_Short task_
Where a line of the listing below includes the word "思想政治教育", reproduce that line.

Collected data
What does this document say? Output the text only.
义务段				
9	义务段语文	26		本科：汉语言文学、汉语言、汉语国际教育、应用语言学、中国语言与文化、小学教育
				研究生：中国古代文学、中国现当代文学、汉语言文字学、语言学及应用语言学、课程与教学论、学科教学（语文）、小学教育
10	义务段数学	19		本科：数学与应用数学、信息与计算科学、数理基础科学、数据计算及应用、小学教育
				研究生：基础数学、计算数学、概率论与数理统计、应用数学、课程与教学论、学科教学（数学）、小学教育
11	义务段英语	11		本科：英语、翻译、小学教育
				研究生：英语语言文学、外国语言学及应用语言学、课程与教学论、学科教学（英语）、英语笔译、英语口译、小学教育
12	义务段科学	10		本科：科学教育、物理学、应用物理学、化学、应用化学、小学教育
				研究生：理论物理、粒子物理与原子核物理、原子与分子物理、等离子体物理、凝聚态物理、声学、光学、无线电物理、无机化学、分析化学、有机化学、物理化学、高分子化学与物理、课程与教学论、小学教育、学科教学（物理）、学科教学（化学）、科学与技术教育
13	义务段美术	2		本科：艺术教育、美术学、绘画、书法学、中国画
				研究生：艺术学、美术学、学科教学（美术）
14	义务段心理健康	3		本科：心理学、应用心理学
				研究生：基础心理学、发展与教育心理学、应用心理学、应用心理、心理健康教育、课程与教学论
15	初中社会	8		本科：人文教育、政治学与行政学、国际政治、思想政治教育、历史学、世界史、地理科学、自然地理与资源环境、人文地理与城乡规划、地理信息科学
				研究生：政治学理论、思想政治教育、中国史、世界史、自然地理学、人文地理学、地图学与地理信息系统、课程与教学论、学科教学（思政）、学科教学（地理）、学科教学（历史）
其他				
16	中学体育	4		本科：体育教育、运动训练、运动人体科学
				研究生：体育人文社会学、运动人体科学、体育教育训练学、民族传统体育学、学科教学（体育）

_Expected answer_
15	初中社会	8		本科：人文教育、政治学与行政学、国际政治、思想政治教育、历史学、世界史、地理科学、自然地理与资源环境、人文地理与城乡规划、地理信息科学
				研究生：政治学理论、思想政治教育、中国史、世界史、自然地理学、人文地理学、地图学与地理信息系统、课程与教学论、学科教学（思政）、学科教学（地理）、学科教学（历史）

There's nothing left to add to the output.